### RECORDS PROVIDED
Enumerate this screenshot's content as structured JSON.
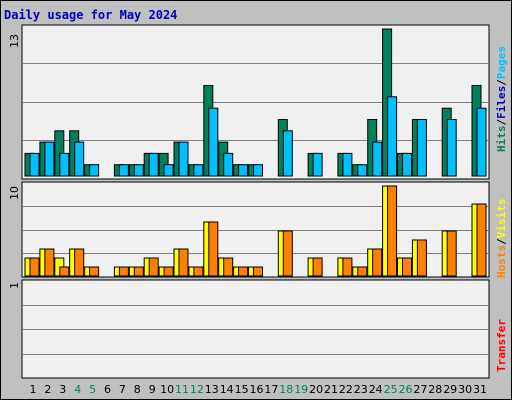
{
  "title": "Daily usage for May 2024",
  "colors": {
    "background": "#c0c0c0",
    "panel": "#f0f0f0",
    "title": "#0000c0",
    "hits": "#00805c",
    "files": "#0080ff",
    "pages": "#00c0ff",
    "visits": "#ffff00",
    "hosts": "#ff8000",
    "transfer": "#ff0000",
    "weekend": "#00805c"
  },
  "chart_data": [
    {
      "type": "bar",
      "panel": "hits-files-pages",
      "ymax_label": "13",
      "ymax": 13,
      "right_label": [
        "Hits",
        "Files",
        "Pages"
      ],
      "categories": [
        "1",
        "2",
        "3",
        "4",
        "5",
        "6",
        "7",
        "8",
        "9",
        "10",
        "11",
        "12",
        "13",
        "14",
        "15",
        "16",
        "17",
        "18",
        "19",
        "20",
        "21",
        "22",
        "23",
        "24",
        "25",
        "26",
        "27",
        "28",
        "29",
        "30",
        "31"
      ],
      "weekend_days": [
        "4",
        "5",
        "11",
        "12",
        "18",
        "19",
        "25",
        "26"
      ],
      "series": [
        {
          "name": "Hits",
          "values": [
            2,
            3,
            4,
            4,
            1,
            0,
            1,
            1,
            2,
            2,
            3,
            1,
            8,
            3,
            1,
            1,
            0,
            5,
            0,
            2,
            0,
            2,
            1,
            5,
            13,
            2,
            5,
            0,
            6,
            0,
            8
          ]
        },
        {
          "name": "Files",
          "values": [
            2,
            3,
            2,
            3,
            1,
            0,
            1,
            1,
            2,
            1,
            3,
            1,
            6,
            2,
            1,
            1,
            0,
            4,
            0,
            2,
            0,
            2,
            1,
            3,
            7,
            2,
            5,
            0,
            5,
            0,
            6
          ]
        }
      ]
    },
    {
      "type": "bar",
      "panel": "visits-hosts",
      "ymax_label": "10",
      "ymax": 10,
      "right_label": [
        "Visits",
        "Hosts"
      ],
      "categories": [
        "1",
        "2",
        "3",
        "4",
        "5",
        "6",
        "7",
        "8",
        "9",
        "10",
        "11",
        "12",
        "13",
        "14",
        "15",
        "16",
        "17",
        "18",
        "19",
        "20",
        "21",
        "22",
        "23",
        "24",
        "25",
        "26",
        "27",
        "28",
        "29",
        "30",
        "31"
      ],
      "series": [
        {
          "name": "Visits",
          "values": [
            2,
            3,
            2,
            3,
            1,
            0,
            1,
            1,
            2,
            1,
            3,
            1,
            6,
            2,
            1,
            1,
            0,
            5,
            0,
            2,
            0,
            2,
            1,
            3,
            10,
            2,
            4,
            0,
            5,
            0,
            8
          ]
        },
        {
          "name": "Hosts",
          "values": [
            2,
            3,
            1,
            3,
            1,
            0,
            1,
            1,
            2,
            1,
            3,
            1,
            6,
            2,
            1,
            1,
            0,
            5,
            0,
            2,
            0,
            2,
            1,
            3,
            10,
            2,
            4,
            0,
            5,
            0,
            8
          ]
        }
      ]
    },
    {
      "type": "bar",
      "panel": "transfer",
      "ymax_label": "1",
      "ymax": 1,
      "right_label": [
        "Transfer"
      ],
      "categories": [
        "1",
        "2",
        "3",
        "4",
        "5",
        "6",
        "7",
        "8",
        "9",
        "10",
        "11",
        "12",
        "13",
        "14",
        "15",
        "16",
        "17",
        "18",
        "19",
        "20",
        "21",
        "22",
        "23",
        "24",
        "25",
        "26",
        "27",
        "28",
        "29",
        "30",
        "31"
      ],
      "series": [
        {
          "name": "Transfer",
          "values": [
            0,
            0,
            0,
            0,
            0,
            0,
            0,
            0,
            0,
            0,
            0,
            0,
            0,
            0,
            0,
            0,
            0,
            0,
            0,
            0,
            0,
            0,
            0,
            0,
            0,
            0,
            0,
            0,
            0,
            0,
            0
          ]
        }
      ]
    }
  ]
}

### WRITTEN INSTRUCTION
Copy all of the entries verbatim, leaving out any pictures they contain.

### RESULT BELOW
Enumerate this screenshot's content as structured JSON.
{
  "title": "Daily usage for May 2024",
  "colors": {
    "background": "#c0c0c0",
    "panel": "#f0f0f0",
    "title": "#0000c0",
    "hits": "#00805c",
    "files": "#0080ff",
    "pages": "#00c0ff",
    "visits": "#ffff00",
    "hosts": "#ff8000",
    "transfer": "#ff0000",
    "weekend": "#00805c"
  },
  "chart_data": [
    {
      "type": "bar",
      "panel": "hits-files-pages",
      "ymax_label": "13",
      "ymax": 13,
      "right_label": [
        "Hits",
        "Files",
        "Pages"
      ],
      "categories": [
        "1",
        "2",
        "3",
        "4",
        "5",
        "6",
        "7",
        "8",
        "9",
        "10",
        "11",
        "12",
        "13",
        "14",
        "15",
        "16",
        "17",
        "18",
        "19",
        "20",
        "21",
        "22",
        "23",
        "24",
        "25",
        "26",
        "27",
        "28",
        "29",
        "30",
        "31"
      ],
      "weekend_days": [
        "4",
        "5",
        "11",
        "12",
        "18",
        "19",
        "25",
        "26"
      ],
      "series": [
        {
          "name": "Hits",
          "values": [
            2,
            3,
            4,
            4,
            1,
            0,
            1,
            1,
            2,
            2,
            3,
            1,
            8,
            3,
            1,
            1,
            0,
            5,
            0,
            2,
            0,
            2,
            1,
            5,
            13,
            2,
            5,
            0,
            6,
            0,
            8
          ]
        },
        {
          "name": "Files",
          "values": [
            2,
            3,
            2,
            3,
            1,
            0,
            1,
            1,
            2,
            1,
            3,
            1,
            6,
            2,
            1,
            1,
            0,
            4,
            0,
            2,
            0,
            2,
            1,
            3,
            7,
            2,
            5,
            0,
            5,
            0,
            6
          ]
        }
      ]
    },
    {
      "type": "bar",
      "panel": "visits-hosts",
      "ymax_label": "10",
      "ymax": 10,
      "right_label": [
        "Visits",
        "Hosts"
      ],
      "categories": [
        "1",
        "2",
        "3",
        "4",
        "5",
        "6",
        "7",
        "8",
        "9",
        "10",
        "11",
        "12",
        "13",
        "14",
        "15",
        "16",
        "17",
        "18",
        "19",
        "20",
        "21",
        "22",
        "23",
        "24",
        "25",
        "26",
        "27",
        "28",
        "29",
        "30",
        "31"
      ],
      "series": [
        {
          "name": "Visits",
          "values": [
            2,
            3,
            2,
            3,
            1,
            0,
            1,
            1,
            2,
            1,
            3,
            1,
            6,
            2,
            1,
            1,
            0,
            5,
            0,
            2,
            0,
            2,
            1,
            3,
            10,
            2,
            4,
            0,
            5,
            0,
            8
          ]
        },
        {
          "name": "Hosts",
          "values": [
            2,
            3,
            1,
            3,
            1,
            0,
            1,
            1,
            2,
            1,
            3,
            1,
            6,
            2,
            1,
            1,
            0,
            5,
            0,
            2,
            0,
            2,
            1,
            3,
            10,
            2,
            4,
            0,
            5,
            0,
            8
          ]
        }
      ]
    },
    {
      "type": "bar",
      "panel": "transfer",
      "ymax_label": "1",
      "ymax": 1,
      "right_label": [
        "Transfer"
      ],
      "categories": [
        "1",
        "2",
        "3",
        "4",
        "5",
        "6",
        "7",
        "8",
        "9",
        "10",
        "11",
        "12",
        "13",
        "14",
        "15",
        "16",
        "17",
        "18",
        "19",
        "20",
        "21",
        "22",
        "23",
        "24",
        "25",
        "26",
        "27",
        "28",
        "29",
        "30",
        "31"
      ],
      "series": [
        {
          "name": "Transfer",
          "values": [
            0,
            0,
            0,
            0,
            0,
            0,
            0,
            0,
            0,
            0,
            0,
            0,
            0,
            0,
            0,
            0,
            0,
            0,
            0,
            0,
            0,
            0,
            0,
            0,
            0,
            0,
            0,
            0,
            0,
            0,
            0
          ]
        }
      ]
    }
  ]
}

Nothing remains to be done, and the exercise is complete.